## Task directions
Leave out the pictures, then reproduce the rest of the material exactly.

## Data supplied
[BEGIN]
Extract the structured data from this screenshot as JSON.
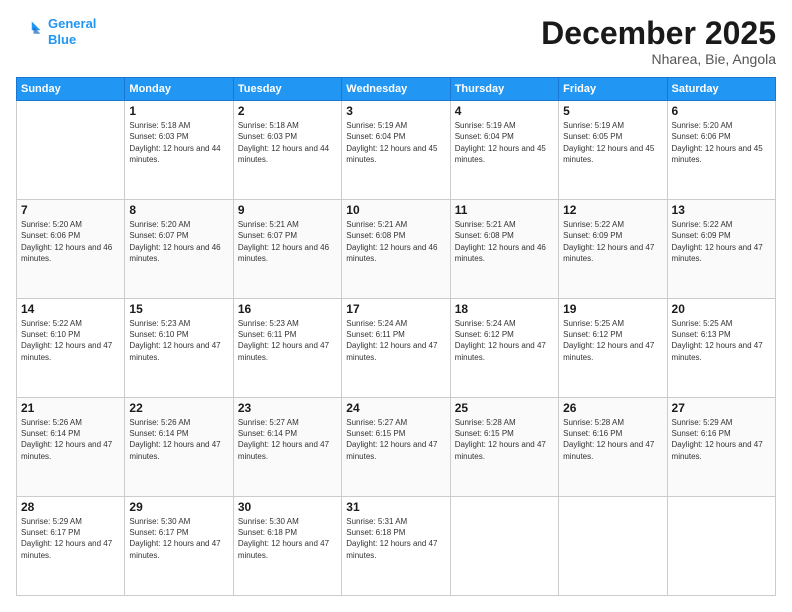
{
  "header": {
    "logo_line1": "General",
    "logo_line2": "Blue",
    "month_title": "December 2025",
    "location": "Nharea, Bie, Angola"
  },
  "days_of_week": [
    "Sunday",
    "Monday",
    "Tuesday",
    "Wednesday",
    "Thursday",
    "Friday",
    "Saturday"
  ],
  "weeks": [
    [
      {
        "day": "",
        "sunrise": "",
        "sunset": "",
        "daylight": "",
        "empty": true
      },
      {
        "day": "1",
        "sunrise": "Sunrise: 5:18 AM",
        "sunset": "Sunset: 6:03 PM",
        "daylight": "Daylight: 12 hours and 44 minutes."
      },
      {
        "day": "2",
        "sunrise": "Sunrise: 5:18 AM",
        "sunset": "Sunset: 6:03 PM",
        "daylight": "Daylight: 12 hours and 44 minutes."
      },
      {
        "day": "3",
        "sunrise": "Sunrise: 5:19 AM",
        "sunset": "Sunset: 6:04 PM",
        "daylight": "Daylight: 12 hours and 45 minutes."
      },
      {
        "day": "4",
        "sunrise": "Sunrise: 5:19 AM",
        "sunset": "Sunset: 6:04 PM",
        "daylight": "Daylight: 12 hours and 45 minutes."
      },
      {
        "day": "5",
        "sunrise": "Sunrise: 5:19 AM",
        "sunset": "Sunset: 6:05 PM",
        "daylight": "Daylight: 12 hours and 45 minutes."
      },
      {
        "day": "6",
        "sunrise": "Sunrise: 5:20 AM",
        "sunset": "Sunset: 6:06 PM",
        "daylight": "Daylight: 12 hours and 45 minutes."
      }
    ],
    [
      {
        "day": "7",
        "sunrise": "Sunrise: 5:20 AM",
        "sunset": "Sunset: 6:06 PM",
        "daylight": "Daylight: 12 hours and 46 minutes."
      },
      {
        "day": "8",
        "sunrise": "Sunrise: 5:20 AM",
        "sunset": "Sunset: 6:07 PM",
        "daylight": "Daylight: 12 hours and 46 minutes."
      },
      {
        "day": "9",
        "sunrise": "Sunrise: 5:21 AM",
        "sunset": "Sunset: 6:07 PM",
        "daylight": "Daylight: 12 hours and 46 minutes."
      },
      {
        "day": "10",
        "sunrise": "Sunrise: 5:21 AM",
        "sunset": "Sunset: 6:08 PM",
        "daylight": "Daylight: 12 hours and 46 minutes."
      },
      {
        "day": "11",
        "sunrise": "Sunrise: 5:21 AM",
        "sunset": "Sunset: 6:08 PM",
        "daylight": "Daylight: 12 hours and 46 minutes."
      },
      {
        "day": "12",
        "sunrise": "Sunrise: 5:22 AM",
        "sunset": "Sunset: 6:09 PM",
        "daylight": "Daylight: 12 hours and 47 minutes."
      },
      {
        "day": "13",
        "sunrise": "Sunrise: 5:22 AM",
        "sunset": "Sunset: 6:09 PM",
        "daylight": "Daylight: 12 hours and 47 minutes."
      }
    ],
    [
      {
        "day": "14",
        "sunrise": "Sunrise: 5:22 AM",
        "sunset": "Sunset: 6:10 PM",
        "daylight": "Daylight: 12 hours and 47 minutes."
      },
      {
        "day": "15",
        "sunrise": "Sunrise: 5:23 AM",
        "sunset": "Sunset: 6:10 PM",
        "daylight": "Daylight: 12 hours and 47 minutes."
      },
      {
        "day": "16",
        "sunrise": "Sunrise: 5:23 AM",
        "sunset": "Sunset: 6:11 PM",
        "daylight": "Daylight: 12 hours and 47 minutes."
      },
      {
        "day": "17",
        "sunrise": "Sunrise: 5:24 AM",
        "sunset": "Sunset: 6:11 PM",
        "daylight": "Daylight: 12 hours and 47 minutes."
      },
      {
        "day": "18",
        "sunrise": "Sunrise: 5:24 AM",
        "sunset": "Sunset: 6:12 PM",
        "daylight": "Daylight: 12 hours and 47 minutes."
      },
      {
        "day": "19",
        "sunrise": "Sunrise: 5:25 AM",
        "sunset": "Sunset: 6:12 PM",
        "daylight": "Daylight: 12 hours and 47 minutes."
      },
      {
        "day": "20",
        "sunrise": "Sunrise: 5:25 AM",
        "sunset": "Sunset: 6:13 PM",
        "daylight": "Daylight: 12 hours and 47 minutes."
      }
    ],
    [
      {
        "day": "21",
        "sunrise": "Sunrise: 5:26 AM",
        "sunset": "Sunset: 6:14 PM",
        "daylight": "Daylight: 12 hours and 47 minutes."
      },
      {
        "day": "22",
        "sunrise": "Sunrise: 5:26 AM",
        "sunset": "Sunset: 6:14 PM",
        "daylight": "Daylight: 12 hours and 47 minutes."
      },
      {
        "day": "23",
        "sunrise": "Sunrise: 5:27 AM",
        "sunset": "Sunset: 6:14 PM",
        "daylight": "Daylight: 12 hours and 47 minutes."
      },
      {
        "day": "24",
        "sunrise": "Sunrise: 5:27 AM",
        "sunset": "Sunset: 6:15 PM",
        "daylight": "Daylight: 12 hours and 47 minutes."
      },
      {
        "day": "25",
        "sunrise": "Sunrise: 5:28 AM",
        "sunset": "Sunset: 6:15 PM",
        "daylight": "Daylight: 12 hours and 47 minutes."
      },
      {
        "day": "26",
        "sunrise": "Sunrise: 5:28 AM",
        "sunset": "Sunset: 6:16 PM",
        "daylight": "Daylight: 12 hours and 47 minutes."
      },
      {
        "day": "27",
        "sunrise": "Sunrise: 5:29 AM",
        "sunset": "Sunset: 6:16 PM",
        "daylight": "Daylight: 12 hours and 47 minutes."
      }
    ],
    [
      {
        "day": "28",
        "sunrise": "Sunrise: 5:29 AM",
        "sunset": "Sunset: 6:17 PM",
        "daylight": "Daylight: 12 hours and 47 minutes."
      },
      {
        "day": "29",
        "sunrise": "Sunrise: 5:30 AM",
        "sunset": "Sunset: 6:17 PM",
        "daylight": "Daylight: 12 hours and 47 minutes."
      },
      {
        "day": "30",
        "sunrise": "Sunrise: 5:30 AM",
        "sunset": "Sunset: 6:18 PM",
        "daylight": "Daylight: 12 hours and 47 minutes."
      },
      {
        "day": "31",
        "sunrise": "Sunrise: 5:31 AM",
        "sunset": "Sunset: 6:18 PM",
        "daylight": "Daylight: 12 hours and 47 minutes."
      },
      {
        "day": "",
        "empty": true
      },
      {
        "day": "",
        "empty": true
      },
      {
        "day": "",
        "empty": true
      }
    ]
  ]
}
[END]
## Answer to the exercise
Extract the structured data from this screenshot as JSON.
{
  "header": {
    "logo_line1": "General",
    "logo_line2": "Blue",
    "month_title": "December 2025",
    "location": "Nharea, Bie, Angola"
  },
  "days_of_week": [
    "Sunday",
    "Monday",
    "Tuesday",
    "Wednesday",
    "Thursday",
    "Friday",
    "Saturday"
  ],
  "weeks": [
    [
      {
        "day": "",
        "sunrise": "",
        "sunset": "",
        "daylight": "",
        "empty": true
      },
      {
        "day": "1",
        "sunrise": "Sunrise: 5:18 AM",
        "sunset": "Sunset: 6:03 PM",
        "daylight": "Daylight: 12 hours and 44 minutes."
      },
      {
        "day": "2",
        "sunrise": "Sunrise: 5:18 AM",
        "sunset": "Sunset: 6:03 PM",
        "daylight": "Daylight: 12 hours and 44 minutes."
      },
      {
        "day": "3",
        "sunrise": "Sunrise: 5:19 AM",
        "sunset": "Sunset: 6:04 PM",
        "daylight": "Daylight: 12 hours and 45 minutes."
      },
      {
        "day": "4",
        "sunrise": "Sunrise: 5:19 AM",
        "sunset": "Sunset: 6:04 PM",
        "daylight": "Daylight: 12 hours and 45 minutes."
      },
      {
        "day": "5",
        "sunrise": "Sunrise: 5:19 AM",
        "sunset": "Sunset: 6:05 PM",
        "daylight": "Daylight: 12 hours and 45 minutes."
      },
      {
        "day": "6",
        "sunrise": "Sunrise: 5:20 AM",
        "sunset": "Sunset: 6:06 PM",
        "daylight": "Daylight: 12 hours and 45 minutes."
      }
    ],
    [
      {
        "day": "7",
        "sunrise": "Sunrise: 5:20 AM",
        "sunset": "Sunset: 6:06 PM",
        "daylight": "Daylight: 12 hours and 46 minutes."
      },
      {
        "day": "8",
        "sunrise": "Sunrise: 5:20 AM",
        "sunset": "Sunset: 6:07 PM",
        "daylight": "Daylight: 12 hours and 46 minutes."
      },
      {
        "day": "9",
        "sunrise": "Sunrise: 5:21 AM",
        "sunset": "Sunset: 6:07 PM",
        "daylight": "Daylight: 12 hours and 46 minutes."
      },
      {
        "day": "10",
        "sunrise": "Sunrise: 5:21 AM",
        "sunset": "Sunset: 6:08 PM",
        "daylight": "Daylight: 12 hours and 46 minutes."
      },
      {
        "day": "11",
        "sunrise": "Sunrise: 5:21 AM",
        "sunset": "Sunset: 6:08 PM",
        "daylight": "Daylight: 12 hours and 46 minutes."
      },
      {
        "day": "12",
        "sunrise": "Sunrise: 5:22 AM",
        "sunset": "Sunset: 6:09 PM",
        "daylight": "Daylight: 12 hours and 47 minutes."
      },
      {
        "day": "13",
        "sunrise": "Sunrise: 5:22 AM",
        "sunset": "Sunset: 6:09 PM",
        "daylight": "Daylight: 12 hours and 47 minutes."
      }
    ],
    [
      {
        "day": "14",
        "sunrise": "Sunrise: 5:22 AM",
        "sunset": "Sunset: 6:10 PM",
        "daylight": "Daylight: 12 hours and 47 minutes."
      },
      {
        "day": "15",
        "sunrise": "Sunrise: 5:23 AM",
        "sunset": "Sunset: 6:10 PM",
        "daylight": "Daylight: 12 hours and 47 minutes."
      },
      {
        "day": "16",
        "sunrise": "Sunrise: 5:23 AM",
        "sunset": "Sunset: 6:11 PM",
        "daylight": "Daylight: 12 hours and 47 minutes."
      },
      {
        "day": "17",
        "sunrise": "Sunrise: 5:24 AM",
        "sunset": "Sunset: 6:11 PM",
        "daylight": "Daylight: 12 hours and 47 minutes."
      },
      {
        "day": "18",
        "sunrise": "Sunrise: 5:24 AM",
        "sunset": "Sunset: 6:12 PM",
        "daylight": "Daylight: 12 hours and 47 minutes."
      },
      {
        "day": "19",
        "sunrise": "Sunrise: 5:25 AM",
        "sunset": "Sunset: 6:12 PM",
        "daylight": "Daylight: 12 hours and 47 minutes."
      },
      {
        "day": "20",
        "sunrise": "Sunrise: 5:25 AM",
        "sunset": "Sunset: 6:13 PM",
        "daylight": "Daylight: 12 hours and 47 minutes."
      }
    ],
    [
      {
        "day": "21",
        "sunrise": "Sunrise: 5:26 AM",
        "sunset": "Sunset: 6:14 PM",
        "daylight": "Daylight: 12 hours and 47 minutes."
      },
      {
        "day": "22",
        "sunrise": "Sunrise: 5:26 AM",
        "sunset": "Sunset: 6:14 PM",
        "daylight": "Daylight: 12 hours and 47 minutes."
      },
      {
        "day": "23",
        "sunrise": "Sunrise: 5:27 AM",
        "sunset": "Sunset: 6:14 PM",
        "daylight": "Daylight: 12 hours and 47 minutes."
      },
      {
        "day": "24",
        "sunrise": "Sunrise: 5:27 AM",
        "sunset": "Sunset: 6:15 PM",
        "daylight": "Daylight: 12 hours and 47 minutes."
      },
      {
        "day": "25",
        "sunrise": "Sunrise: 5:28 AM",
        "sunset": "Sunset: 6:15 PM",
        "daylight": "Daylight: 12 hours and 47 minutes."
      },
      {
        "day": "26",
        "sunrise": "Sunrise: 5:28 AM",
        "sunset": "Sunset: 6:16 PM",
        "daylight": "Daylight: 12 hours and 47 minutes."
      },
      {
        "day": "27",
        "sunrise": "Sunrise: 5:29 AM",
        "sunset": "Sunset: 6:16 PM",
        "daylight": "Daylight: 12 hours and 47 minutes."
      }
    ],
    [
      {
        "day": "28",
        "sunrise": "Sunrise: 5:29 AM",
        "sunset": "Sunset: 6:17 PM",
        "daylight": "Daylight: 12 hours and 47 minutes."
      },
      {
        "day": "29",
        "sunrise": "Sunrise: 5:30 AM",
        "sunset": "Sunset: 6:17 PM",
        "daylight": "Daylight: 12 hours and 47 minutes."
      },
      {
        "day": "30",
        "sunrise": "Sunrise: 5:30 AM",
        "sunset": "Sunset: 6:18 PM",
        "daylight": "Daylight: 12 hours and 47 minutes."
      },
      {
        "day": "31",
        "sunrise": "Sunrise: 5:31 AM",
        "sunset": "Sunset: 6:18 PM",
        "daylight": "Daylight: 12 hours and 47 minutes."
      },
      {
        "day": "",
        "empty": true
      },
      {
        "day": "",
        "empty": true
      },
      {
        "day": "",
        "empty": true
      }
    ]
  ]
}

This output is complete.